**INSTRUCTIONS FOR THE TASK**
Starting at the line that contains "Transcribe this chart's", quote each line exactly through the last line of the entries, both included.

Figure record extracts:
################

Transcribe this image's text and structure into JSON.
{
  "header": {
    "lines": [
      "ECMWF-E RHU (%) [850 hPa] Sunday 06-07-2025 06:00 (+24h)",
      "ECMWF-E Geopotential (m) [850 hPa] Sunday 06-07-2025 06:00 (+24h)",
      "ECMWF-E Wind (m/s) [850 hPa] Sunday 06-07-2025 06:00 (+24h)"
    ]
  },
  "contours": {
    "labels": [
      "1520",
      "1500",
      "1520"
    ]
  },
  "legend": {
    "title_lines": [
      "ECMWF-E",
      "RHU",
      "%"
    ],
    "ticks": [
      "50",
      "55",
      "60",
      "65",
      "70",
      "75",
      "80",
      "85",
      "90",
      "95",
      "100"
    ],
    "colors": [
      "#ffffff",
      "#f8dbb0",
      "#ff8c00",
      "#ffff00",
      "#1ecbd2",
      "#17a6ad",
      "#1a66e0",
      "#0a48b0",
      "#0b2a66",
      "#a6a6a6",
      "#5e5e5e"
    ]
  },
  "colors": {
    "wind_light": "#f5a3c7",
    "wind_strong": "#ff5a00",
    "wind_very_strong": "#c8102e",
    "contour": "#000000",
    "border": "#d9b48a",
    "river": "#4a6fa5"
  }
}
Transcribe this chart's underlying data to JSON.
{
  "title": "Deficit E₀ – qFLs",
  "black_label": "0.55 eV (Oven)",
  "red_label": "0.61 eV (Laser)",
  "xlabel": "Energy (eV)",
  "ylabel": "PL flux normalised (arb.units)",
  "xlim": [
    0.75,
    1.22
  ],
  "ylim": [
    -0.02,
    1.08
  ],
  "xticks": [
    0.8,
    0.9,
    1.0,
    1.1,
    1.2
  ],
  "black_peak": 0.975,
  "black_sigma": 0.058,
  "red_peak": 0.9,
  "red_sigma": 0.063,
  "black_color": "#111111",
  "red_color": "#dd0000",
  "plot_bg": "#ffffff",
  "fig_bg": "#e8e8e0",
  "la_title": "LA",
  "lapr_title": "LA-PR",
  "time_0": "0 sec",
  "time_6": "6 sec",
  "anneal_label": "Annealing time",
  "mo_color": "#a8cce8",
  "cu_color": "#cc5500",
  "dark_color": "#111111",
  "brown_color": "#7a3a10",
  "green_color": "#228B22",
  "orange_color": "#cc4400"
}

################

**RESPONSE BELOW**
Transcribe this chart's underlying data to JSON.
{
  "title": "Deficit E₀ – qFLs",
  "black_label": "0.55 eV (Oven)",
  "red_label": "0.61 eV (Laser)",
  "xlabel": "Energy (eV)",
  "ylabel": "PL flux normalised (arb.units)",
  "xlim": [
    0.75,
    1.22
  ],
  "ylim": [
    -0.02,
    1.08
  ],
  "xticks": [
    0.8,
    0.9,
    1.0,
    1.1,
    1.2
  ],
  "black_peak": 0.975,
  "black_sigma": 0.058,
  "red_peak": 0.9,
  "red_sigma": 0.063,
  "black_color": "#111111",
  "red_color": "#dd0000",
  "plot_bg": "#ffffff",
  "fig_bg": "#e8e8e0",
  "la_title": "LA",
  "lapr_title": "LA-PR",
  "time_0": "0 sec",
  "time_6": "6 sec",
  "anneal_label": "Annealing time",
  "mo_color": "#a8cce8",
  "cu_color": "#cc5500",
  "dark_color": "#111111",
  "brown_color": "#7a3a10",
  "green_color": "#228B22",
  "orange_color": "#cc4400"
}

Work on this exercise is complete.